# Start of DATASET RECORDS
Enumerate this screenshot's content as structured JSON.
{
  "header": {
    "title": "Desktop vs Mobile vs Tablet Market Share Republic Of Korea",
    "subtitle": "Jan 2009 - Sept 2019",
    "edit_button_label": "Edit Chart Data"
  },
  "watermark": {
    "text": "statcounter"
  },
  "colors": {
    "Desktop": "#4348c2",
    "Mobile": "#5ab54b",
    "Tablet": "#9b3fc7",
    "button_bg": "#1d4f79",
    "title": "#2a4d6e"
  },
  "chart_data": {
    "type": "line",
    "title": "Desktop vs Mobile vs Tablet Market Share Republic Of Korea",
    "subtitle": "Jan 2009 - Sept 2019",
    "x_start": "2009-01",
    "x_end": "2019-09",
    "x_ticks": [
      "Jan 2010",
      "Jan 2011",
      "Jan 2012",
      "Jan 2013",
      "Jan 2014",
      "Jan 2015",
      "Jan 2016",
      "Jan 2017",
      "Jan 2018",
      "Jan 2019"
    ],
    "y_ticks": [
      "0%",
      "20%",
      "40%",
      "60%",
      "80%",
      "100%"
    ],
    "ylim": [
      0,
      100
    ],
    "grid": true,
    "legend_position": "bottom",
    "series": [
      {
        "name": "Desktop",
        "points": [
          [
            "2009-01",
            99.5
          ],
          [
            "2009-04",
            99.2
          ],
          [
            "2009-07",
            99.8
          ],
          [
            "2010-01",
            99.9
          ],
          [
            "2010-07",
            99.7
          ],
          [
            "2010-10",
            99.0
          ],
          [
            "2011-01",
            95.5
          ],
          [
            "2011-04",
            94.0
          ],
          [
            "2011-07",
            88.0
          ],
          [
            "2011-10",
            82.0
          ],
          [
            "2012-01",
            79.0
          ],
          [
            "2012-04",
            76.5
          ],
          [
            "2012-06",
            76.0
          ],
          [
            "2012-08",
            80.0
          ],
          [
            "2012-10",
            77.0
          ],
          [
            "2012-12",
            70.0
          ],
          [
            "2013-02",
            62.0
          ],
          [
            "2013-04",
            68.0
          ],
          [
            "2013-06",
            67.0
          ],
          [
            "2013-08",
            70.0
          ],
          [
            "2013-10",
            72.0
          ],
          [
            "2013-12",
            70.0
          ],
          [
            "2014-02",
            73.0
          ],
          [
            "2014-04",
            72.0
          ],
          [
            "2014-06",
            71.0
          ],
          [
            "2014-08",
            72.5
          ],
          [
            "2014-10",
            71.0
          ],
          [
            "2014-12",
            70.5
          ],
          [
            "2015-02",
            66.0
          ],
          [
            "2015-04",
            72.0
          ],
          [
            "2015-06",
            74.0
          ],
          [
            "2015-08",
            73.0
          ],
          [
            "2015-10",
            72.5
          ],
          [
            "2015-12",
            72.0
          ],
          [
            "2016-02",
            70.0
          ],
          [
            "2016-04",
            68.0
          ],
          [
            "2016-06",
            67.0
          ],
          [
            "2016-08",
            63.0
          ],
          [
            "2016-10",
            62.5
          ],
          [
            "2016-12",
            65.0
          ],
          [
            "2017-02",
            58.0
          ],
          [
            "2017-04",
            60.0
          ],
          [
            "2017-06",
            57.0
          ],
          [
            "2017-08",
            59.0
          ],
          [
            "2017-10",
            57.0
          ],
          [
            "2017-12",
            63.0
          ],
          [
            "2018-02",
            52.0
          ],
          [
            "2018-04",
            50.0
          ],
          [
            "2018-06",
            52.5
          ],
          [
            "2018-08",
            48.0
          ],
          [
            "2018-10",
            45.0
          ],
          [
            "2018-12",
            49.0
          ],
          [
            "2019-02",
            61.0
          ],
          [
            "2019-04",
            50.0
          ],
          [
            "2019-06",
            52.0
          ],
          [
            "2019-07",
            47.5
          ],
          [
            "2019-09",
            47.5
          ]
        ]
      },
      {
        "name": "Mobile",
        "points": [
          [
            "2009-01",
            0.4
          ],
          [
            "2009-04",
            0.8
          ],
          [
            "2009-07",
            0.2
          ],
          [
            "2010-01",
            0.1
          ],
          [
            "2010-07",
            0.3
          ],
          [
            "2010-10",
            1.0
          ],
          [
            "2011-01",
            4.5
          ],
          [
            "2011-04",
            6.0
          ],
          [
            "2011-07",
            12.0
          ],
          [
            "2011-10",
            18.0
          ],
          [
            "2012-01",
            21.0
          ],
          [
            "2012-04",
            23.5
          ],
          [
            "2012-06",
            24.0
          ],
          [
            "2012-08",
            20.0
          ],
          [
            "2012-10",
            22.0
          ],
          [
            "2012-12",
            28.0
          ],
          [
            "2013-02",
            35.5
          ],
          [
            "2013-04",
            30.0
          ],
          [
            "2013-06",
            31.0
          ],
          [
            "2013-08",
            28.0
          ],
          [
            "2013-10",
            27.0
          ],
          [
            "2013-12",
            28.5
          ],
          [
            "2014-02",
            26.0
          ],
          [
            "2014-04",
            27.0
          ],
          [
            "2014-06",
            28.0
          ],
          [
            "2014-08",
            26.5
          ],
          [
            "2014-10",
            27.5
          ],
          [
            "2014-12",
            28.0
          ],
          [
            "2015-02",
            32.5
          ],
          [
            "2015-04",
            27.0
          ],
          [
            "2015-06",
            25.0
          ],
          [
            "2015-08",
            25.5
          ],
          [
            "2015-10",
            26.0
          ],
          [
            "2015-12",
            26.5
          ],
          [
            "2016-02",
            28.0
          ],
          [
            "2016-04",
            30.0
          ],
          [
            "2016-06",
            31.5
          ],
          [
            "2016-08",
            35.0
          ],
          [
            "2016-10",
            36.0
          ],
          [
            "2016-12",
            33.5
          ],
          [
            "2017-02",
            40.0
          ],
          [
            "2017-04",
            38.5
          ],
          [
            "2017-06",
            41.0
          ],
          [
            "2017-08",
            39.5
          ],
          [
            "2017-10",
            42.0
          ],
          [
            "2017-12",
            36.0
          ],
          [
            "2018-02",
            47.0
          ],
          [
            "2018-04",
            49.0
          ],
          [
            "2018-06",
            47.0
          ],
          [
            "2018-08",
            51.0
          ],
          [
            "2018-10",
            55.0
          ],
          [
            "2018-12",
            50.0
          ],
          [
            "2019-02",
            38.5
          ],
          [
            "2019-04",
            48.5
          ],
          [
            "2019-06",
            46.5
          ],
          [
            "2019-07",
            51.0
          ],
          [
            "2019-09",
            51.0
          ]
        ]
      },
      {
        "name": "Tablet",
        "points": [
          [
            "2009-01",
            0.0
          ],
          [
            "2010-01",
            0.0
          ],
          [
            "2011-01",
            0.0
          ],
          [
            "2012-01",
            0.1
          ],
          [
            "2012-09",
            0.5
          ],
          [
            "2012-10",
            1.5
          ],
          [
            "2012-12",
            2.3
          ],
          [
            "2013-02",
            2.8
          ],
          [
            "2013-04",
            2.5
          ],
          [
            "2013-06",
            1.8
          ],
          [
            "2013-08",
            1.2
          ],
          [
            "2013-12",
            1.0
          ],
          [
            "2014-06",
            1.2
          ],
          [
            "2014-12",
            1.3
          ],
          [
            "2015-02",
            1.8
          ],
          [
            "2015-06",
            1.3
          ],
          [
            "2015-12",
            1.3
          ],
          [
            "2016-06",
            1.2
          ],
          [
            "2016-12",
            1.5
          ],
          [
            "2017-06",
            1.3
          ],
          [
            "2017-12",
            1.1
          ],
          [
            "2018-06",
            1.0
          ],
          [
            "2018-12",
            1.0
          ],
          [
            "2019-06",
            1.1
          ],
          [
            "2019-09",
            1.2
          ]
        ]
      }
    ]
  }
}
# End of DATASET RECORDS
■ REQUIREMENTS ■
Faithfully copy every entry, leaving nothing out.

■ EXERCISE RESULT ■
Enumerate this screenshot's content as structured JSON.
{
  "header": {
    "title": "Desktop vs Mobile vs Tablet Market Share Republic Of Korea",
    "subtitle": "Jan 2009 - Sept 2019",
    "edit_button_label": "Edit Chart Data"
  },
  "watermark": {
    "text": "statcounter"
  },
  "colors": {
    "Desktop": "#4348c2",
    "Mobile": "#5ab54b",
    "Tablet": "#9b3fc7",
    "button_bg": "#1d4f79",
    "title": "#2a4d6e"
  },
  "chart_data": {
    "type": "line",
    "title": "Desktop vs Mobile vs Tablet Market Share Republic Of Korea",
    "subtitle": "Jan 2009 - Sept 2019",
    "x_start": "2009-01",
    "x_end": "2019-09",
    "x_ticks": [
      "Jan 2010",
      "Jan 2011",
      "Jan 2012",
      "Jan 2013",
      "Jan 2014",
      "Jan 2015",
      "Jan 2016",
      "Jan 2017",
      "Jan 2018",
      "Jan 2019"
    ],
    "y_ticks": [
      "0%",
      "20%",
      "40%",
      "60%",
      "80%",
      "100%"
    ],
    "ylim": [
      0,
      100
    ],
    "grid": true,
    "legend_position": "bottom",
    "series": [
      {
        "name": "Desktop",
        "points": [
          [
            "2009-01",
            99.5
          ],
          [
            "2009-04",
            99.2
          ],
          [
            "2009-07",
            99.8
          ],
          [
            "2010-01",
            99.9
          ],
          [
            "2010-07",
            99.7
          ],
          [
            "2010-10",
            99.0
          ],
          [
            "2011-01",
            95.5
          ],
          [
            "2011-04",
            94.0
          ],
          [
            "2011-07",
            88.0
          ],
          [
            "2011-10",
            82.0
          ],
          [
            "2012-01",
            79.0
          ],
          [
            "2012-04",
            76.5
          ],
          [
            "2012-06",
            76.0
          ],
          [
            "2012-08",
            80.0
          ],
          [
            "2012-10",
            77.0
          ],
          [
            "2012-12",
            70.0
          ],
          [
            "2013-02",
            62.0
          ],
          [
            "2013-04",
            68.0
          ],
          [
            "2013-06",
            67.0
          ],
          [
            "2013-08",
            70.0
          ],
          [
            "2013-10",
            72.0
          ],
          [
            "2013-12",
            70.0
          ],
          [
            "2014-02",
            73.0
          ],
          [
            "2014-04",
            72.0
          ],
          [
            "2014-06",
            71.0
          ],
          [
            "2014-08",
            72.5
          ],
          [
            "2014-10",
            71.0
          ],
          [
            "2014-12",
            70.5
          ],
          [
            "2015-02",
            66.0
          ],
          [
            "2015-04",
            72.0
          ],
          [
            "2015-06",
            74.0
          ],
          [
            "2015-08",
            73.0
          ],
          [
            "2015-10",
            72.5
          ],
          [
            "2015-12",
            72.0
          ],
          [
            "2016-02",
            70.0
          ],
          [
            "2016-04",
            68.0
          ],
          [
            "2016-06",
            67.0
          ],
          [
            "2016-08",
            63.0
          ],
          [
            "2016-10",
            62.5
          ],
          [
            "2016-12",
            65.0
          ],
          [
            "2017-02",
            58.0
          ],
          [
            "2017-04",
            60.0
          ],
          [
            "2017-06",
            57.0
          ],
          [
            "2017-08",
            59.0
          ],
          [
            "2017-10",
            57.0
          ],
          [
            "2017-12",
            63.0
          ],
          [
            "2018-02",
            52.0
          ],
          [
            "2018-04",
            50.0
          ],
          [
            "2018-06",
            52.5
          ],
          [
            "2018-08",
            48.0
          ],
          [
            "2018-10",
            45.0
          ],
          [
            "2018-12",
            49.0
          ],
          [
            "2019-02",
            61.0
          ],
          [
            "2019-04",
            50.0
          ],
          [
            "2019-06",
            52.0
          ],
          [
            "2019-07",
            47.5
          ],
          [
            "2019-09",
            47.5
          ]
        ]
      },
      {
        "name": "Mobile",
        "points": [
          [
            "2009-01",
            0.4
          ],
          [
            "2009-04",
            0.8
          ],
          [
            "2009-07",
            0.2
          ],
          [
            "2010-01",
            0.1
          ],
          [
            "2010-07",
            0.3
          ],
          [
            "2010-10",
            1.0
          ],
          [
            "2011-01",
            4.5
          ],
          [
            "2011-04",
            6.0
          ],
          [
            "2011-07",
            12.0
          ],
          [
            "2011-10",
            18.0
          ],
          [
            "2012-01",
            21.0
          ],
          [
            "2012-04",
            23.5
          ],
          [
            "2012-06",
            24.0
          ],
          [
            "2012-08",
            20.0
          ],
          [
            "2012-10",
            22.0
          ],
          [
            "2012-12",
            28.0
          ],
          [
            "2013-02",
            35.5
          ],
          [
            "2013-04",
            30.0
          ],
          [
            "2013-06",
            31.0
          ],
          [
            "2013-08",
            28.0
          ],
          [
            "2013-10",
            27.0
          ],
          [
            "2013-12",
            28.5
          ],
          [
            "2014-02",
            26.0
          ],
          [
            "2014-04",
            27.0
          ],
          [
            "2014-06",
            28.0
          ],
          [
            "2014-08",
            26.5
          ],
          [
            "2014-10",
            27.5
          ],
          [
            "2014-12",
            28.0
          ],
          [
            "2015-02",
            32.5
          ],
          [
            "2015-04",
            27.0
          ],
          [
            "2015-06",
            25.0
          ],
          [
            "2015-08",
            25.5
          ],
          [
            "2015-10",
            26.0
          ],
          [
            "2015-12",
            26.5
          ],
          [
            "2016-02",
            28.0
          ],
          [
            "2016-04",
            30.0
          ],
          [
            "2016-06",
            31.5
          ],
          [
            "2016-08",
            35.0
          ],
          [
            "2016-10",
            36.0
          ],
          [
            "2016-12",
            33.5
          ],
          [
            "2017-02",
            40.0
          ],
          [
            "2017-04",
            38.5
          ],
          [
            "2017-06",
            41.0
          ],
          [
            "2017-08",
            39.5
          ],
          [
            "2017-10",
            42.0
          ],
          [
            "2017-12",
            36.0
          ],
          [
            "2018-02",
            47.0
          ],
          [
            "2018-04",
            49.0
          ],
          [
            "2018-06",
            47.0
          ],
          [
            "2018-08",
            51.0
          ],
          [
            "2018-10",
            55.0
          ],
          [
            "2018-12",
            50.0
          ],
          [
            "2019-02",
            38.5
          ],
          [
            "2019-04",
            48.5
          ],
          [
            "2019-06",
            46.5
          ],
          [
            "2019-07",
            51.0
          ],
          [
            "2019-09",
            51.0
          ]
        ]
      },
      {
        "name": "Tablet",
        "points": [
          [
            "2009-01",
            0.0
          ],
          [
            "2010-01",
            0.0
          ],
          [
            "2011-01",
            0.0
          ],
          [
            "2012-01",
            0.1
          ],
          [
            "2012-09",
            0.5
          ],
          [
            "2012-10",
            1.5
          ],
          [
            "2012-12",
            2.3
          ],
          [
            "2013-02",
            2.8
          ],
          [
            "2013-04",
            2.5
          ],
          [
            "2013-06",
            1.8
          ],
          [
            "2013-08",
            1.2
          ],
          [
            "2013-12",
            1.0
          ],
          [
            "2014-06",
            1.2
          ],
          [
            "2014-12",
            1.3
          ],
          [
            "2015-02",
            1.8
          ],
          [
            "2015-06",
            1.3
          ],
          [
            "2015-12",
            1.3
          ],
          [
            "2016-06",
            1.2
          ],
          [
            "2016-12",
            1.5
          ],
          [
            "2017-06",
            1.3
          ],
          [
            "2017-12",
            1.1
          ],
          [
            "2018-06",
            1.0
          ],
          [
            "2018-12",
            1.0
          ],
          [
            "2019-06",
            1.1
          ],
          [
            "2019-09",
            1.2
          ]
        ]
      }
    ]
  }
}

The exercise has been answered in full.